→ **Stated goal**: Copy out every line that contains "throughs".

→ **Excerpted data**:
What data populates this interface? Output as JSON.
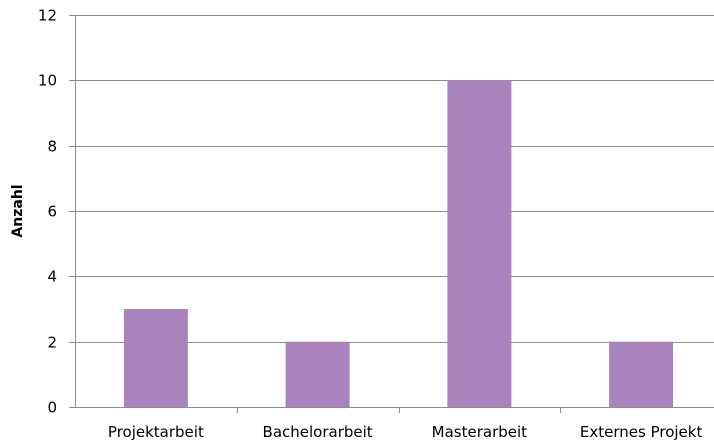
{
  "chart_data": {
    "type": "bar",
    "categories": [
      "Projektarbeit",
      "Bachelorarbeit",
      "Masterarbeit",
      "Externes Projekt"
    ],
    "values": [
      3,
      2,
      10,
      2
    ],
    "title": "",
    "xlabel": "",
    "ylabel": "Anzahl",
    "ylim": [
      0,
      12
    ],
    "yticks": [
      0,
      2,
      4,
      6,
      8,
      10,
      12
    ],
    "grid": true,
    "legend": "none",
    "bar_color": "#a983bc"
  }
}
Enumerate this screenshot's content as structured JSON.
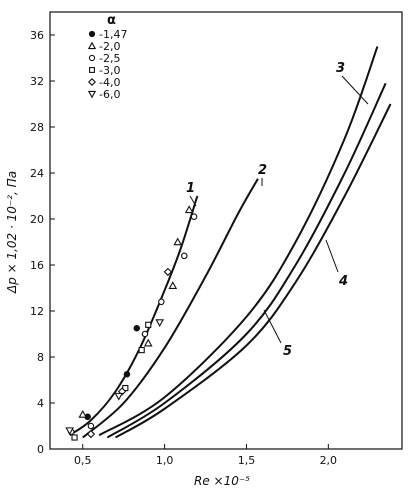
{
  "chart_data": {
    "type": "scatter",
    "xlabel": "Re ×10⁻⁵",
    "ylabel": "Δp × 1,02 · 10⁻², Па",
    "xlim": [
      0.3,
      2.45
    ],
    "ylim": [
      0,
      38
    ],
    "x_ticks": [
      {
        "value": 0.5,
        "label": "0,5"
      },
      {
        "value": 1.0,
        "label": "1,0"
      },
      {
        "value": 1.5,
        "label": "1,5"
      },
      {
        "value": 2.0,
        "label": "2,0"
      }
    ],
    "y_ticks": [
      {
        "value": 0,
        "label": "0"
      },
      {
        "value": 4,
        "label": "4"
      },
      {
        "value": 8,
        "label": "8"
      },
      {
        "value": 12,
        "label": "12"
      },
      {
        "value": 16,
        "label": "16"
      },
      {
        "value": 20,
        "label": "20"
      },
      {
        "value": 24,
        "label": "24"
      },
      {
        "value": 28,
        "label": "28"
      },
      {
        "value": 32,
        "label": "32"
      },
      {
        "value": 36,
        "label": "36"
      }
    ],
    "grid": false,
    "legend": {
      "title": "α",
      "placement": "top-left",
      "entries": [
        {
          "marker": "filled-circle",
          "label": "-1,47"
        },
        {
          "marker": "triangle-up",
          "label": "-2,0"
        },
        {
          "marker": "open-circle",
          "label": "-2,5"
        },
        {
          "marker": "square",
          "label": "-3,0"
        },
        {
          "marker": "diamond",
          "label": "-4,0"
        },
        {
          "marker": "triangle-down",
          "label": "-6,0"
        }
      ]
    },
    "curves": [
      {
        "label": "1",
        "points": [
          [
            0.42,
            1.2
          ],
          [
            0.55,
            2.5
          ],
          [
            0.7,
            5.0
          ],
          [
            0.85,
            8.8
          ],
          [
            1.0,
            13.8
          ],
          [
            1.1,
            17.5
          ],
          [
            1.2,
            22.0
          ]
        ]
      },
      {
        "label": "2",
        "points": [
          [
            0.5,
            1.0
          ],
          [
            0.75,
            4.0
          ],
          [
            1.0,
            8.8
          ],
          [
            1.25,
            15.0
          ],
          [
            1.45,
            20.5
          ],
          [
            1.57,
            23.5
          ]
        ]
      },
      {
        "label": "3",
        "points": [
          [
            0.6,
            1.2
          ],
          [
            1.0,
            4.5
          ],
          [
            1.5,
            11.5
          ],
          [
            1.8,
            18.0
          ],
          [
            2.1,
            27.0
          ],
          [
            2.3,
            35.0
          ]
        ]
      },
      {
        "label": "4",
        "points": [
          [
            0.65,
            1.0
          ],
          [
            1.0,
            4.0
          ],
          [
            1.5,
            10.0
          ],
          [
            1.8,
            16.0
          ],
          [
            2.1,
            24.0
          ],
          [
            2.35,
            31.8
          ]
        ]
      },
      {
        "label": "5",
        "points": [
          [
            0.7,
            1.0
          ],
          [
            1.0,
            3.5
          ],
          [
            1.5,
            9.0
          ],
          [
            1.8,
            14.5
          ],
          [
            2.1,
            22.0
          ],
          [
            2.38,
            30.0
          ]
        ]
      }
    ],
    "points": [
      {
        "marker": "filled-circle",
        "x": 0.53,
        "y": 2.8
      },
      {
        "marker": "filled-circle",
        "x": 0.77,
        "y": 6.5
      },
      {
        "marker": "filled-circle",
        "x": 0.83,
        "y": 10.5
      },
      {
        "marker": "triangle-up",
        "x": 0.5,
        "y": 3.0
      },
      {
        "marker": "triangle-up",
        "x": 0.9,
        "y": 9.2
      },
      {
        "marker": "triangle-up",
        "x": 1.05,
        "y": 14.2
      },
      {
        "marker": "triangle-up",
        "x": 1.08,
        "y": 18.0
      },
      {
        "marker": "triangle-up",
        "x": 1.15,
        "y": 20.8
      },
      {
        "marker": "open-circle",
        "x": 0.43,
        "y": 1.5
      },
      {
        "marker": "open-circle",
        "x": 0.55,
        "y": 2.0
      },
      {
        "marker": "open-circle",
        "x": 0.88,
        "y": 10.0
      },
      {
        "marker": "open-circle",
        "x": 0.98,
        "y": 12.8
      },
      {
        "marker": "open-circle",
        "x": 1.12,
        "y": 16.8
      },
      {
        "marker": "open-circle",
        "x": 1.18,
        "y": 20.2
      },
      {
        "marker": "square",
        "x": 0.45,
        "y": 1.0
      },
      {
        "marker": "square",
        "x": 0.76,
        "y": 5.3
      },
      {
        "marker": "square",
        "x": 0.86,
        "y": 8.6
      },
      {
        "marker": "square",
        "x": 0.9,
        "y": 10.8
      },
      {
        "marker": "diamond",
        "x": 0.55,
        "y": 1.3
      },
      {
        "marker": "diamond",
        "x": 0.74,
        "y": 5.0
      },
      {
        "marker": "diamond",
        "x": 1.02,
        "y": 15.4
      },
      {
        "marker": "triangle-down",
        "x": 0.42,
        "y": 1.6
      },
      {
        "marker": "triangle-down",
        "x": 0.72,
        "y": 4.6
      },
      {
        "marker": "triangle-down",
        "x": 0.97,
        "y": 11.0
      }
    ]
  }
}
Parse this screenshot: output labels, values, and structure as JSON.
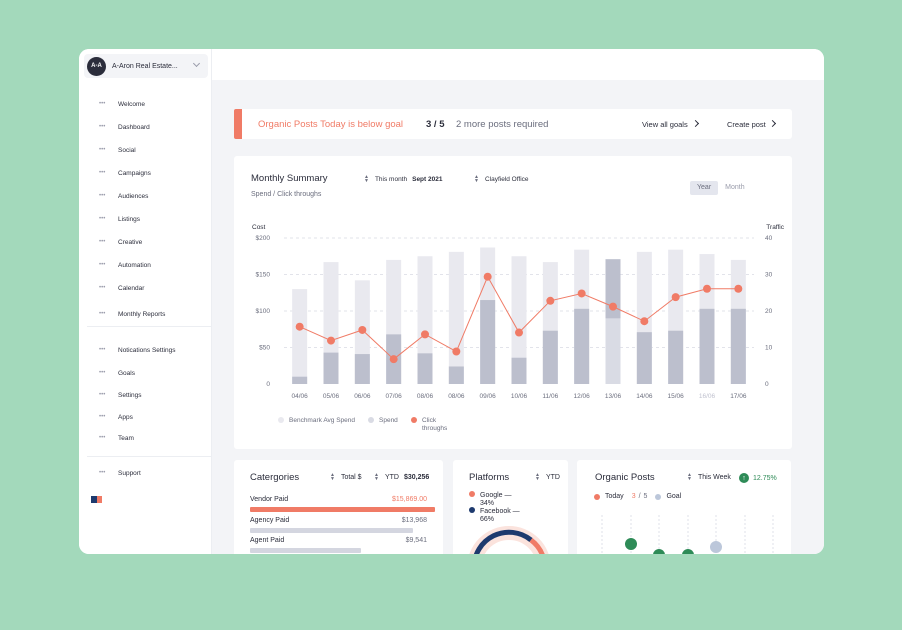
{
  "account": {
    "initials": "A-A",
    "name": "A-Aron Real Estate..."
  },
  "nav": {
    "group1": [
      "Welcome",
      "Dashboard",
      "Social",
      "Campaigns",
      "Audiences",
      "Listings",
      "Creative",
      "Automation",
      "Calendar",
      "Monthly Reports"
    ],
    "group2": [
      "Notications Settings",
      "Goals",
      "Settings",
      "Apps",
      "Team"
    ],
    "group3": [
      "Support"
    ]
  },
  "goal_banner": {
    "message": "Organic Posts Today is below goal",
    "count": "3 / 5",
    "remaining": "2 more posts required",
    "view_all": "View all goals",
    "create": "Create post",
    "accent": "#f07b66"
  },
  "summary": {
    "title": "Monthly Summary",
    "subtitle": "Spend / Click throughs",
    "period_label": "This month",
    "period_value": "Sept 2021",
    "office": "Clayfield Office",
    "toggle": [
      "Year",
      "Month"
    ],
    "toggle_active": "Year"
  },
  "chart_data": {
    "type": "bar",
    "ylabel": "Cost",
    "y2label": "Traffic",
    "ylim": [
      0,
      200
    ],
    "y2lim": [
      0,
      40
    ],
    "yticks": [
      "0",
      "$50",
      "$100",
      "$150",
      "$200"
    ],
    "y2ticks": [
      "0",
      "10",
      "20",
      "30",
      "40"
    ],
    "categories": [
      "04/06",
      "05/06",
      "06/06",
      "07/06",
      "08/06",
      "08/06",
      "09/06",
      "10/06",
      "11/06",
      "12/06",
      "13/06",
      "14/06",
      "15/06",
      "16/06",
      "17/06"
    ],
    "highlight_index": 10,
    "muted_index": 13,
    "series": [
      {
        "name": "Benchmark Avg Spend",
        "kind": "bar",
        "color": "#e9e9ef",
        "values": [
          130,
          167,
          142,
          170,
          175,
          181,
          187,
          175,
          167,
          184,
          171,
          181,
          184,
          178,
          170
        ]
      },
      {
        "name": "Spend",
        "kind": "bar",
        "color": "#bcbfcd",
        "values": [
          10,
          43,
          41,
          68,
          42,
          24,
          115,
          36,
          73,
          103,
          90,
          71,
          73,
          103,
          103
        ]
      },
      {
        "name": "Click throughs",
        "kind": "line",
        "color": "#f07b66",
        "values": [
          15.7,
          11.9,
          14.8,
          6.8,
          13.6,
          8.9,
          29.4,
          14.1,
          22.8,
          24.8,
          21.2,
          17.2,
          23.8,
          26.1,
          26.1
        ]
      }
    ],
    "legend": [
      "Benchmark Avg Spend",
      "Spend",
      "Click throughs"
    ]
  },
  "categories_card": {
    "title": "Catergories",
    "sel1": "Total $",
    "sel2_label": "YTD",
    "sel2_value": "$30,256",
    "items": [
      {
        "label": "Vendor Paid",
        "value": "$15,869.00",
        "fraction": 1.0,
        "color": "#f07b66"
      },
      {
        "label": "Agency Paid",
        "value": "$13,968",
        "fraction": 0.88,
        "color": "#d4d6e0"
      },
      {
        "label": "Agent Paid",
        "value": "$9,541",
        "fraction": 0.6,
        "color": "#d4d6e0"
      }
    ]
  },
  "platforms_card": {
    "title": "Platforms",
    "sel": "YTD",
    "items": [
      {
        "name": "Google —",
        "pct": "34%",
        "color": "#f07b66"
      },
      {
        "name": "Facebook —",
        "pct": "66%",
        "color": "#1e3a6e"
      }
    ]
  },
  "organic_card": {
    "title": "Organic Posts",
    "sel": "This Week",
    "change": "12.75%",
    "today_label": "Today",
    "today_value": "3",
    "goal_value": "5",
    "goal_label": "Goal",
    "today_color": "#f07b66",
    "goal_color": "#bcc7da",
    "dot_color": "#2e8b57"
  }
}
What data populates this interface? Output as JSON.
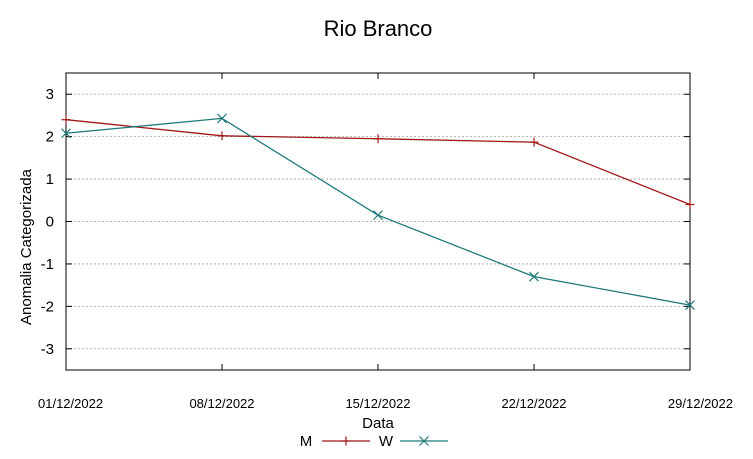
{
  "chart_data": {
    "type": "line",
    "title": "Rio Branco",
    "xlabel": "Data",
    "ylabel": "Anomalia Categorizada",
    "categories": [
      "01/12/2022",
      "08/12/2022",
      "15/12/2022",
      "22/12/2022",
      "29/12/2022"
    ],
    "ylim": [
      -3.5,
      3.5
    ],
    "yticks": [
      -3,
      -2,
      -1,
      0,
      1,
      2,
      3
    ],
    "grid": true,
    "legend_position": "bottom",
    "series": [
      {
        "name": "M",
        "values": [
          2.4,
          2.02,
          1.95,
          1.87,
          0.4
        ],
        "color": "#a01818",
        "marker": "plus"
      },
      {
        "name": "W",
        "values": [
          2.08,
          2.43,
          0.15,
          -1.3,
          -1.97
        ],
        "color": "#1f7a7a",
        "marker": "cross"
      }
    ]
  }
}
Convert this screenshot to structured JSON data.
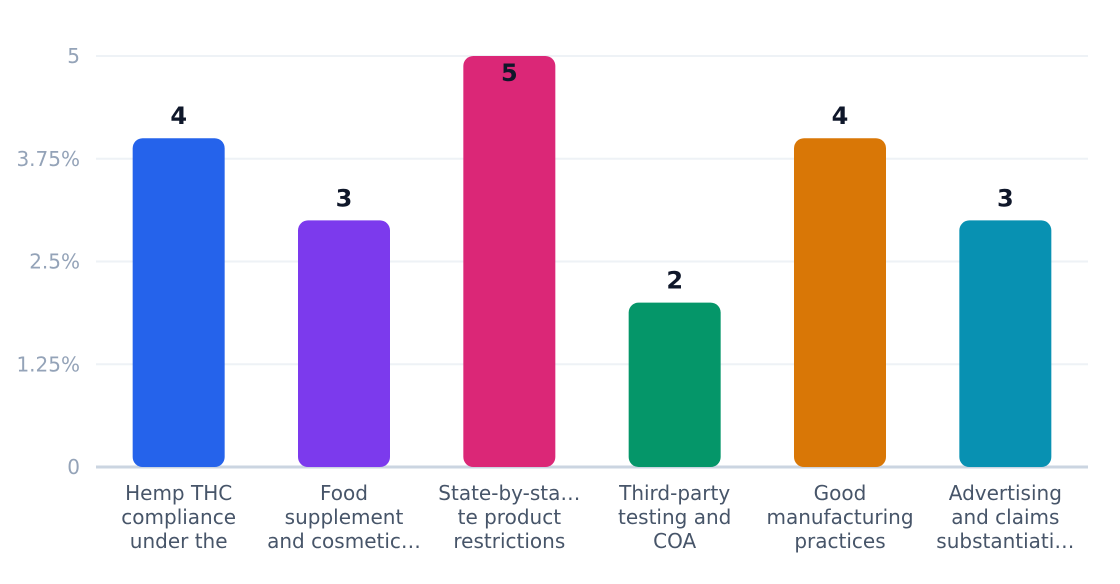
{
  "chart_data": {
    "type": "bar",
    "categories": [
      [
        "Hemp THC",
        "compliance",
        "under the"
      ],
      [
        "Food",
        "supplement",
        "and cosmetic…"
      ],
      [
        "State-by-sta…",
        "te product",
        "restrictions"
      ],
      [
        "Third-party",
        "testing and",
        "COA"
      ],
      [
        "Good",
        "manufacturing",
        "practices"
      ],
      [
        "Advertising",
        "and claims",
        "substantiati…"
      ]
    ],
    "values": [
      4,
      3,
      5,
      2,
      4,
      3
    ],
    "colors": [
      "#2563eb",
      "#7c3aed",
      "#db2777",
      "#059669",
      "#d97706",
      "#0891b2"
    ],
    "y_ticks": [
      0,
      1.25,
      2.5,
      3.75,
      5
    ],
    "y_tick_labels": [
      "0",
      "1.25%",
      "2.5%",
      "3.75%",
      "5"
    ],
    "ylim": [
      0,
      5
    ],
    "grid": true,
    "title": "",
    "xlabel": "",
    "ylabel": ""
  }
}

→ **Solved exercise**:
    "subtitle": "Spend / Click throughs",
        "name": "Click throughs",
      "Click throughs"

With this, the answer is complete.